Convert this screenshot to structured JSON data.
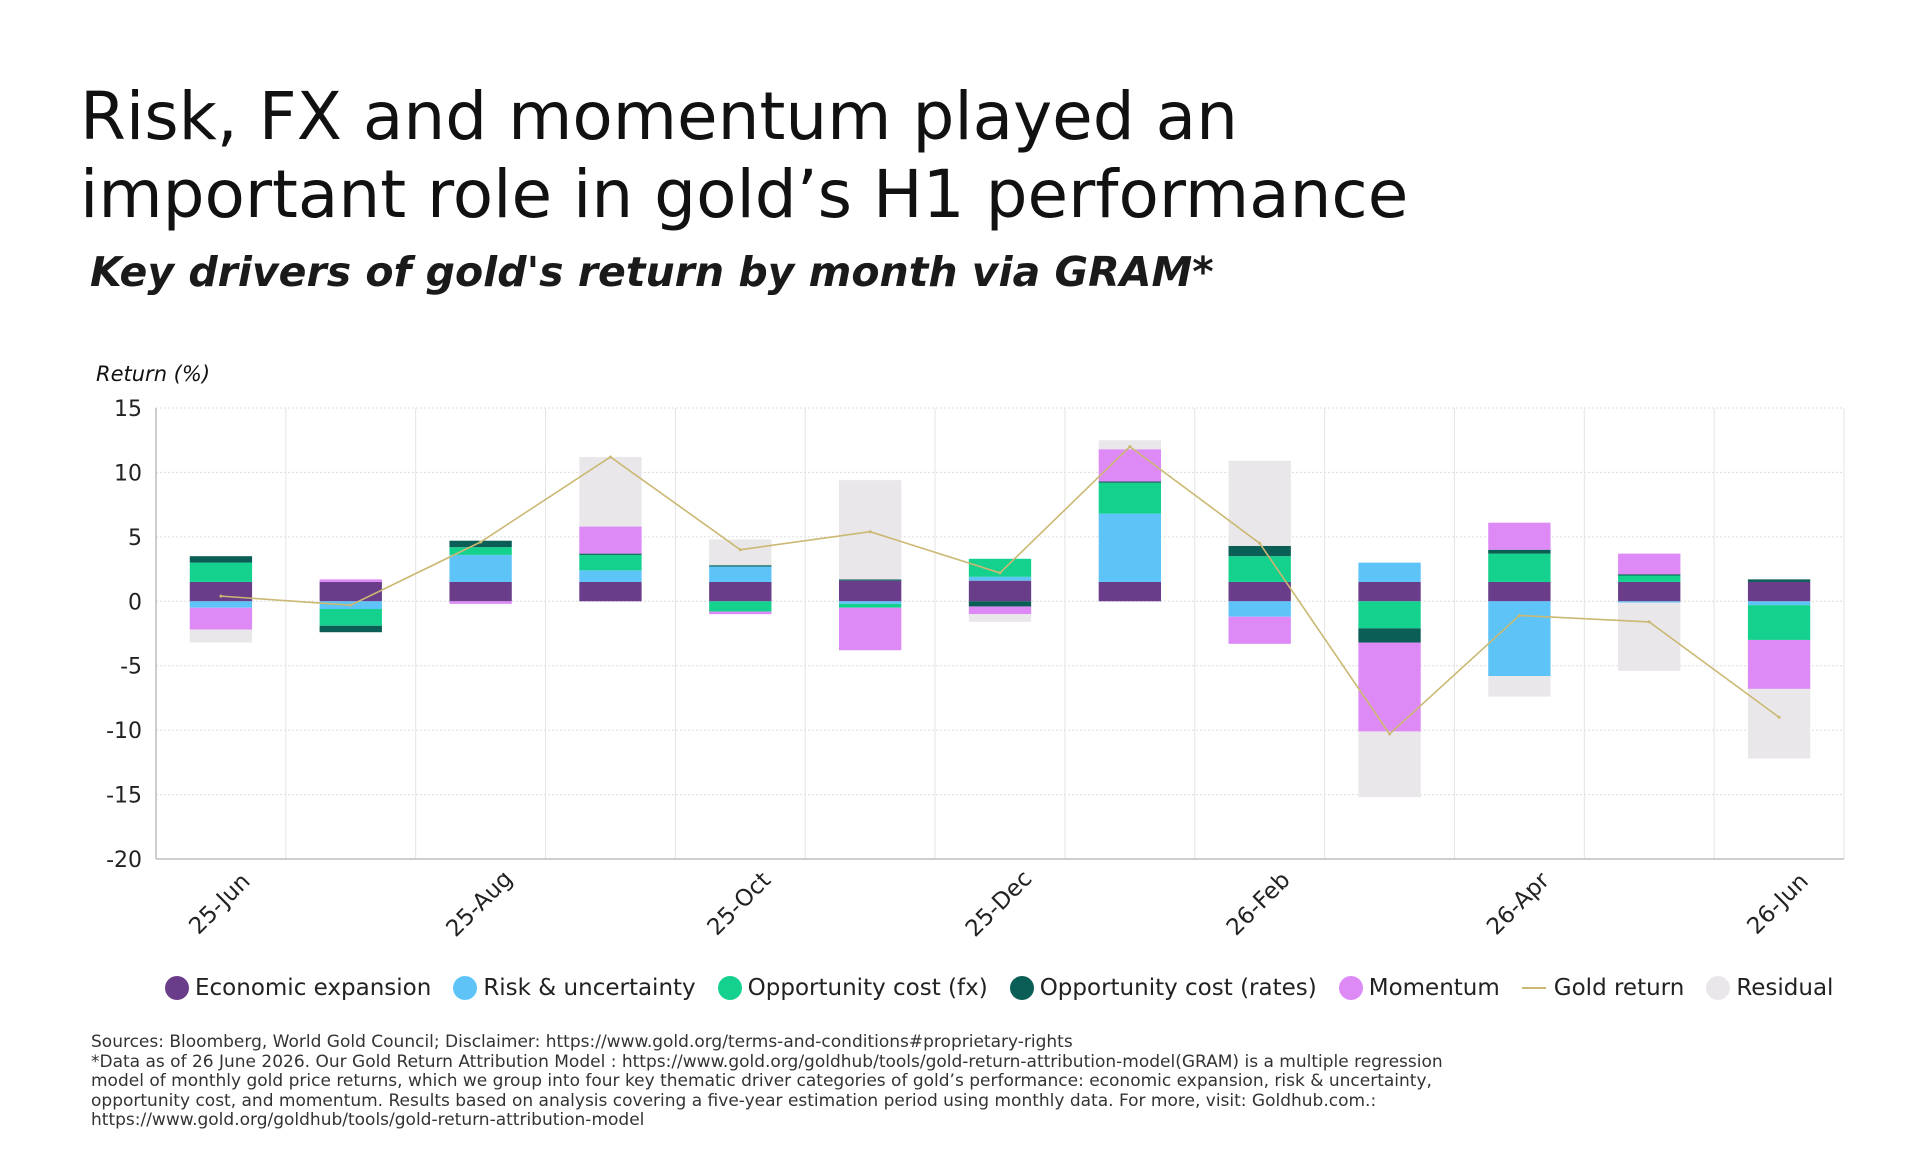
{
  "header": {
    "title": "Risk, FX and momentum played an important role in gold’s H1 performance",
    "subtitle": "Key drivers of gold's return by month via GRAM*"
  },
  "colors": {
    "economic_expansion": "#6a3d8a",
    "risk_uncertainty": "#5ec4f7",
    "opportunity_cost_fx": "#14d18e",
    "opportunity_cost_rates": "#0a5e55",
    "momentum": "#dd8af7",
    "gold_return": "#cbb872",
    "residual": "#e9e7ea",
    "grid": "#dcdcdc"
  },
  "chart_data": {
    "type": "bar",
    "stacked": true,
    "ylabel": "Return (%)",
    "ylim": [
      -20,
      15
    ],
    "yticks": [
      15,
      10,
      5,
      0,
      -5,
      -10,
      -15,
      -20
    ],
    "grid": true,
    "legend_position": "bottom",
    "categories": [
      "25-Jun",
      "25-Jul",
      "25-Aug",
      "25-Sep",
      "25-Oct",
      "25-Nov",
      "25-Dec",
      "26-Jan",
      "26-Feb",
      "26-Mar",
      "26-Apr",
      "26-May",
      "26-Jun"
    ],
    "tick_labels": [
      "25-Jun",
      "",
      "25-Aug",
      "",
      "25-Oct",
      "",
      "25-Dec",
      "",
      "26-Feb",
      "",
      "26-Apr",
      "",
      "26-Jun"
    ],
    "series": [
      {
        "name": "Economic expansion",
        "color_key": "economic_expansion",
        "values": [
          1.5,
          1.5,
          1.5,
          1.5,
          1.5,
          1.6,
          1.6,
          1.5,
          1.5,
          1.5,
          1.5,
          1.5,
          1.5
        ]
      },
      {
        "name": "Risk & uncertainty",
        "color_key": "risk_uncertainty",
        "values": [
          -0.5,
          -0.6,
          2.1,
          0.9,
          1.2,
          -0.2,
          0.3,
          5.3,
          -1.2,
          1.5,
          -5.8,
          -0.1,
          -0.3
        ]
      },
      {
        "name": "Opportunity cost (fx)",
        "color_key": "opportunity_cost_fx",
        "values": [
          1.5,
          -1.3,
          0.6,
          1.2,
          -0.8,
          -0.3,
          1.4,
          2.4,
          2.0,
          -2.1,
          2.2,
          0.5,
          -2.7
        ]
      },
      {
        "name": "Opportunity cost (rates)",
        "color_key": "opportunity_cost_rates",
        "values": [
          0.5,
          -0.5,
          0.5,
          0.1,
          0.1,
          0.1,
          -0.4,
          0.1,
          0.8,
          -1.1,
          0.3,
          0.1,
          0.2
        ]
      },
      {
        "name": "Momentum",
        "color_key": "momentum",
        "values": [
          -1.7,
          0.2,
          -0.2,
          2.1,
          -0.2,
          -3.3,
          -0.6,
          2.5,
          -2.1,
          -6.9,
          2.1,
          1.6,
          -3.8
        ]
      }
    ],
    "residual": {
      "name": "Residual",
      "color_key": "residual",
      "values": [
        -1.0,
        0.0,
        0.0,
        5.4,
        2.0,
        7.7,
        -0.6,
        0.7,
        6.6,
        -5.1,
        -1.6,
        -5.3,
        -5.4
      ]
    },
    "gold_return": {
      "name": "Gold return",
      "color_key": "gold_return",
      "values": [
        0.4,
        -0.3,
        4.6,
        11.2,
        4.0,
        5.4,
        2.2,
        12.0,
        4.5,
        -10.3,
        -1.1,
        -1.6,
        -9.0
      ]
    }
  },
  "legend": [
    {
      "label": "Economic expansion",
      "color_key": "economic_expansion",
      "kind": "dot"
    },
    {
      "label": "Risk & uncertainty",
      "color_key": "risk_uncertainty",
      "kind": "dot"
    },
    {
      "label": "Opportunity cost (fx)",
      "color_key": "opportunity_cost_fx",
      "kind": "dot"
    },
    {
      "label": "Opportunity cost (rates)",
      "color_key": "opportunity_cost_rates",
      "kind": "dot"
    },
    {
      "label": "Momentum",
      "color_key": "momentum",
      "kind": "dot"
    },
    {
      "label": "Gold return",
      "color_key": "gold_return",
      "kind": "line"
    },
    {
      "label": "Residual",
      "color_key": "residual",
      "kind": "dot"
    }
  ],
  "footer": {
    "lines": [
      "Sources: Bloomberg, World Gold Council; Disclaimer: https://www.gold.org/terms-and-conditions#proprietary-rights",
      "*Data as of 26 June 2026. Our Gold Return Attribution Model : https://www.gold.org/goldhub/tools/gold-return-attribution-model(GRAM) is a multiple regression",
      "model of monthly gold price returns, which we group into four key thematic driver categories of gold’s performance: economic expansion, risk & uncertainty,",
      "opportunity cost, and momentum. Results based on analysis covering a five-year estimation period using monthly data. For more, visit: Goldhub.com.:",
      "https://www.gold.org/goldhub/tools/gold-return-attribution-model"
    ]
  }
}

CHALLENGE: Leaving aside the images, write out the entries above word for word.

EXERCISE SOLUTION:
Convert this screenshot to structured JSON data.
{
  "header": {
    "title": "Risk, FX and momentum played an important role in gold’s H1 performance",
    "subtitle": "Key drivers of gold's return by month via GRAM*"
  },
  "colors": {
    "economic_expansion": "#6a3d8a",
    "risk_uncertainty": "#5ec4f7",
    "opportunity_cost_fx": "#14d18e",
    "opportunity_cost_rates": "#0a5e55",
    "momentum": "#dd8af7",
    "gold_return": "#cbb872",
    "residual": "#e9e7ea",
    "grid": "#dcdcdc"
  },
  "chart_data": {
    "type": "bar",
    "stacked": true,
    "ylabel": "Return (%)",
    "ylim": [
      -20,
      15
    ],
    "yticks": [
      15,
      10,
      5,
      0,
      -5,
      -10,
      -15,
      -20
    ],
    "grid": true,
    "legend_position": "bottom",
    "categories": [
      "25-Jun",
      "25-Jul",
      "25-Aug",
      "25-Sep",
      "25-Oct",
      "25-Nov",
      "25-Dec",
      "26-Jan",
      "26-Feb",
      "26-Mar",
      "26-Apr",
      "26-May",
      "26-Jun"
    ],
    "tick_labels": [
      "25-Jun",
      "",
      "25-Aug",
      "",
      "25-Oct",
      "",
      "25-Dec",
      "",
      "26-Feb",
      "",
      "26-Apr",
      "",
      "26-Jun"
    ],
    "series": [
      {
        "name": "Economic expansion",
        "color_key": "economic_expansion",
        "values": [
          1.5,
          1.5,
          1.5,
          1.5,
          1.5,
          1.6,
          1.6,
          1.5,
          1.5,
          1.5,
          1.5,
          1.5,
          1.5
        ]
      },
      {
        "name": "Risk & uncertainty",
        "color_key": "risk_uncertainty",
        "values": [
          -0.5,
          -0.6,
          2.1,
          0.9,
          1.2,
          -0.2,
          0.3,
          5.3,
          -1.2,
          1.5,
          -5.8,
          -0.1,
          -0.3
        ]
      },
      {
        "name": "Opportunity cost (fx)",
        "color_key": "opportunity_cost_fx",
        "values": [
          1.5,
          -1.3,
          0.6,
          1.2,
          -0.8,
          -0.3,
          1.4,
          2.4,
          2.0,
          -2.1,
          2.2,
          0.5,
          -2.7
        ]
      },
      {
        "name": "Opportunity cost (rates)",
        "color_key": "opportunity_cost_rates",
        "values": [
          0.5,
          -0.5,
          0.5,
          0.1,
          0.1,
          0.1,
          -0.4,
          0.1,
          0.8,
          -1.1,
          0.3,
          0.1,
          0.2
        ]
      },
      {
        "name": "Momentum",
        "color_key": "momentum",
        "values": [
          -1.7,
          0.2,
          -0.2,
          2.1,
          -0.2,
          -3.3,
          -0.6,
          2.5,
          -2.1,
          -6.9,
          2.1,
          1.6,
          -3.8
        ]
      }
    ],
    "residual": {
      "name": "Residual",
      "color_key": "residual",
      "values": [
        -1.0,
        0.0,
        0.0,
        5.4,
        2.0,
        7.7,
        -0.6,
        0.7,
        6.6,
        -5.1,
        -1.6,
        -5.3,
        -5.4
      ]
    },
    "gold_return": {
      "name": "Gold return",
      "color_key": "gold_return",
      "values": [
        0.4,
        -0.3,
        4.6,
        11.2,
        4.0,
        5.4,
        2.2,
        12.0,
        4.5,
        -10.3,
        -1.1,
        -1.6,
        -9.0
      ]
    }
  },
  "legend": [
    {
      "label": "Economic expansion",
      "color_key": "economic_expansion",
      "kind": "dot"
    },
    {
      "label": "Risk & uncertainty",
      "color_key": "risk_uncertainty",
      "kind": "dot"
    },
    {
      "label": "Opportunity cost (fx)",
      "color_key": "opportunity_cost_fx",
      "kind": "dot"
    },
    {
      "label": "Opportunity cost (rates)",
      "color_key": "opportunity_cost_rates",
      "kind": "dot"
    },
    {
      "label": "Momentum",
      "color_key": "momentum",
      "kind": "dot"
    },
    {
      "label": "Gold return",
      "color_key": "gold_return",
      "kind": "line"
    },
    {
      "label": "Residual",
      "color_key": "residual",
      "kind": "dot"
    }
  ],
  "footer": {
    "lines": [
      "Sources: Bloomberg, World Gold Council; Disclaimer: https://www.gold.org/terms-and-conditions#proprietary-rights",
      "*Data as of 26 June 2026. Our Gold Return Attribution Model : https://www.gold.org/goldhub/tools/gold-return-attribution-model(GRAM) is a multiple regression",
      "model of monthly gold price returns, which we group into four key thematic driver categories of gold’s performance: economic expansion, risk & uncertainty,",
      "opportunity cost, and momentum. Results based on analysis covering a five-year estimation period using monthly data. For more, visit: Goldhub.com.:",
      "https://www.gold.org/goldhub/tools/gold-return-attribution-model"
    ]
  }
}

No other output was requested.